## START EXERCISE INPUTS
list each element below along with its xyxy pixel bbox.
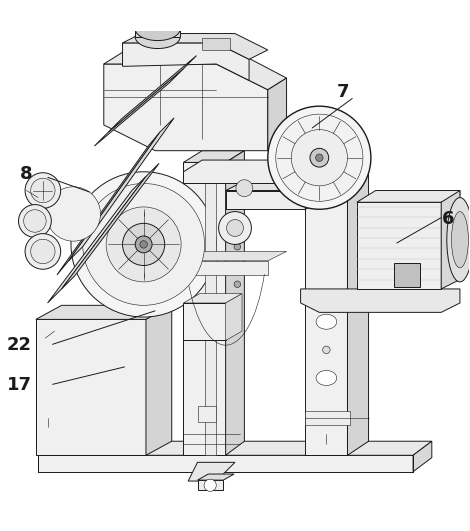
Text: 17: 17 xyxy=(7,376,32,394)
Ellipse shape xyxy=(135,17,180,40)
Ellipse shape xyxy=(227,220,243,236)
Ellipse shape xyxy=(292,177,309,194)
Ellipse shape xyxy=(46,187,101,241)
Ellipse shape xyxy=(31,239,55,263)
Ellipse shape xyxy=(234,262,241,269)
Polygon shape xyxy=(62,164,159,289)
Ellipse shape xyxy=(204,479,216,491)
Polygon shape xyxy=(135,29,180,37)
Ellipse shape xyxy=(135,25,180,48)
Ellipse shape xyxy=(452,212,469,268)
Polygon shape xyxy=(357,191,460,202)
Polygon shape xyxy=(226,151,244,455)
Polygon shape xyxy=(306,181,324,209)
Ellipse shape xyxy=(234,299,241,306)
Polygon shape xyxy=(268,78,287,151)
Ellipse shape xyxy=(25,173,61,208)
Polygon shape xyxy=(94,68,183,146)
Polygon shape xyxy=(36,305,172,319)
Polygon shape xyxy=(183,151,244,162)
Polygon shape xyxy=(357,202,441,289)
Polygon shape xyxy=(306,169,368,181)
Ellipse shape xyxy=(234,319,241,325)
Polygon shape xyxy=(123,33,268,59)
Polygon shape xyxy=(104,52,287,90)
Polygon shape xyxy=(347,169,368,455)
Polygon shape xyxy=(441,191,460,289)
Ellipse shape xyxy=(140,241,148,248)
Ellipse shape xyxy=(219,212,251,244)
Polygon shape xyxy=(204,181,216,455)
Ellipse shape xyxy=(316,371,337,386)
Polygon shape xyxy=(104,64,268,151)
Ellipse shape xyxy=(322,346,330,354)
Ellipse shape xyxy=(18,204,51,237)
Ellipse shape xyxy=(234,244,241,250)
Ellipse shape xyxy=(291,130,347,186)
Ellipse shape xyxy=(315,154,323,161)
Polygon shape xyxy=(188,463,235,481)
Text: 22: 22 xyxy=(7,336,32,354)
Ellipse shape xyxy=(106,207,181,282)
Polygon shape xyxy=(123,43,249,80)
Polygon shape xyxy=(183,160,329,184)
Polygon shape xyxy=(202,38,230,50)
Ellipse shape xyxy=(71,172,216,317)
Polygon shape xyxy=(413,441,432,472)
Polygon shape xyxy=(47,176,146,303)
Polygon shape xyxy=(198,406,216,423)
Text: 6: 6 xyxy=(442,210,454,228)
Polygon shape xyxy=(183,303,226,340)
Ellipse shape xyxy=(83,184,204,305)
Polygon shape xyxy=(301,289,460,312)
Ellipse shape xyxy=(316,314,337,329)
Polygon shape xyxy=(306,411,350,425)
Polygon shape xyxy=(226,294,242,340)
Polygon shape xyxy=(146,252,287,261)
Ellipse shape xyxy=(236,180,253,196)
Ellipse shape xyxy=(234,281,241,287)
Ellipse shape xyxy=(268,106,371,209)
Polygon shape xyxy=(38,455,413,472)
Ellipse shape xyxy=(31,178,55,203)
Polygon shape xyxy=(197,480,223,491)
Ellipse shape xyxy=(135,236,152,253)
Ellipse shape xyxy=(447,198,470,282)
Polygon shape xyxy=(306,181,347,455)
Ellipse shape xyxy=(310,148,329,167)
Polygon shape xyxy=(226,191,306,209)
Polygon shape xyxy=(109,56,196,132)
Polygon shape xyxy=(183,162,226,455)
Text: 7: 7 xyxy=(337,83,349,101)
Ellipse shape xyxy=(25,234,61,269)
Polygon shape xyxy=(146,305,172,455)
Ellipse shape xyxy=(24,210,46,232)
Text: 8: 8 xyxy=(20,165,33,183)
Polygon shape xyxy=(183,294,242,303)
Ellipse shape xyxy=(123,224,164,266)
Polygon shape xyxy=(57,132,160,275)
Polygon shape xyxy=(146,261,268,275)
Polygon shape xyxy=(394,263,420,287)
Polygon shape xyxy=(36,319,146,455)
Polygon shape xyxy=(226,181,324,191)
Polygon shape xyxy=(38,441,432,455)
Polygon shape xyxy=(197,474,234,480)
Ellipse shape xyxy=(276,114,363,201)
Polygon shape xyxy=(69,118,174,261)
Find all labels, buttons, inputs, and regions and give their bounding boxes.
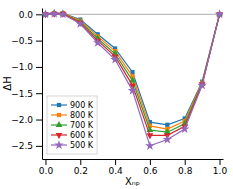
## END EXERCISE INPUTS
» TASK TO CARRY OUT: Please copy all of the records above line for line, without changing anything, and leave out the pictures.

» FINISHED EXERCISE:
list each element below along with its xyxy pixel bbox.
Text: 17: 17 xyxy=(7,376,32,394)
Ellipse shape xyxy=(135,17,180,40)
Ellipse shape xyxy=(227,220,243,236)
Ellipse shape xyxy=(292,177,309,194)
Ellipse shape xyxy=(46,187,101,241)
Ellipse shape xyxy=(31,239,55,263)
Ellipse shape xyxy=(234,262,241,269)
Polygon shape xyxy=(62,164,159,289)
Ellipse shape xyxy=(204,479,216,491)
Polygon shape xyxy=(135,29,180,37)
Ellipse shape xyxy=(135,25,180,48)
Ellipse shape xyxy=(452,212,469,268)
Polygon shape xyxy=(357,191,460,202)
Polygon shape xyxy=(226,151,244,455)
Polygon shape xyxy=(306,181,324,209)
Ellipse shape xyxy=(234,299,241,306)
Polygon shape xyxy=(268,78,287,151)
Ellipse shape xyxy=(25,173,61,208)
Polygon shape xyxy=(94,68,183,146)
Polygon shape xyxy=(36,305,172,319)
Polygon shape xyxy=(183,151,244,162)
Polygon shape xyxy=(357,202,441,289)
Polygon shape xyxy=(306,169,368,181)
Ellipse shape xyxy=(234,319,241,325)
Polygon shape xyxy=(123,33,268,59)
Polygon shape xyxy=(104,52,287,90)
Polygon shape xyxy=(347,169,368,455)
Polygon shape xyxy=(441,191,460,289)
Ellipse shape xyxy=(140,241,148,248)
Ellipse shape xyxy=(219,212,251,244)
Polygon shape xyxy=(204,181,216,455)
Ellipse shape xyxy=(316,371,337,386)
Polygon shape xyxy=(104,64,268,151)
Ellipse shape xyxy=(322,346,330,354)
Ellipse shape xyxy=(18,204,51,237)
Ellipse shape xyxy=(234,244,241,250)
Ellipse shape xyxy=(291,130,347,186)
Ellipse shape xyxy=(315,154,323,161)
Polygon shape xyxy=(188,463,235,481)
Text: 22: 22 xyxy=(7,336,32,354)
Ellipse shape xyxy=(106,207,181,282)
Polygon shape xyxy=(123,43,249,80)
Polygon shape xyxy=(183,160,329,184)
Polygon shape xyxy=(202,38,230,50)
Ellipse shape xyxy=(71,172,216,317)
Polygon shape xyxy=(413,441,432,472)
Polygon shape xyxy=(47,176,146,303)
Polygon shape xyxy=(198,406,216,423)
Text: 6: 6 xyxy=(442,210,454,228)
Polygon shape xyxy=(183,303,226,340)
Ellipse shape xyxy=(83,184,204,305)
Polygon shape xyxy=(301,289,460,312)
Ellipse shape xyxy=(316,314,337,329)
Polygon shape xyxy=(306,411,350,425)
Polygon shape xyxy=(226,294,242,340)
Polygon shape xyxy=(146,252,287,261)
Ellipse shape xyxy=(236,180,253,196)
Ellipse shape xyxy=(234,281,241,287)
Ellipse shape xyxy=(268,106,371,209)
Polygon shape xyxy=(38,455,413,472)
Ellipse shape xyxy=(31,178,55,203)
Polygon shape xyxy=(197,480,223,491)
Ellipse shape xyxy=(135,236,152,253)
Ellipse shape xyxy=(447,198,470,282)
Polygon shape xyxy=(306,181,347,455)
Ellipse shape xyxy=(310,148,329,167)
Polygon shape xyxy=(226,191,306,209)
Polygon shape xyxy=(109,56,196,132)
Polygon shape xyxy=(183,162,226,455)
Text: 7: 7 xyxy=(337,83,349,101)
Ellipse shape xyxy=(25,234,61,269)
Polygon shape xyxy=(146,305,172,455)
Ellipse shape xyxy=(24,210,46,232)
Text: 8: 8 xyxy=(20,165,33,183)
Polygon shape xyxy=(183,294,242,303)
Ellipse shape xyxy=(123,224,164,266)
Polygon shape xyxy=(57,132,160,275)
Polygon shape xyxy=(146,261,268,275)
Polygon shape xyxy=(394,263,420,287)
Polygon shape xyxy=(36,319,146,455)
Polygon shape xyxy=(226,181,324,191)
Polygon shape xyxy=(38,441,432,455)
Polygon shape xyxy=(197,474,234,480)
Ellipse shape xyxy=(276,114,363,201)
Polygon shape xyxy=(69,118,174,261)
Find all labels, buttons, inputs, and regions and give their bounding boxes.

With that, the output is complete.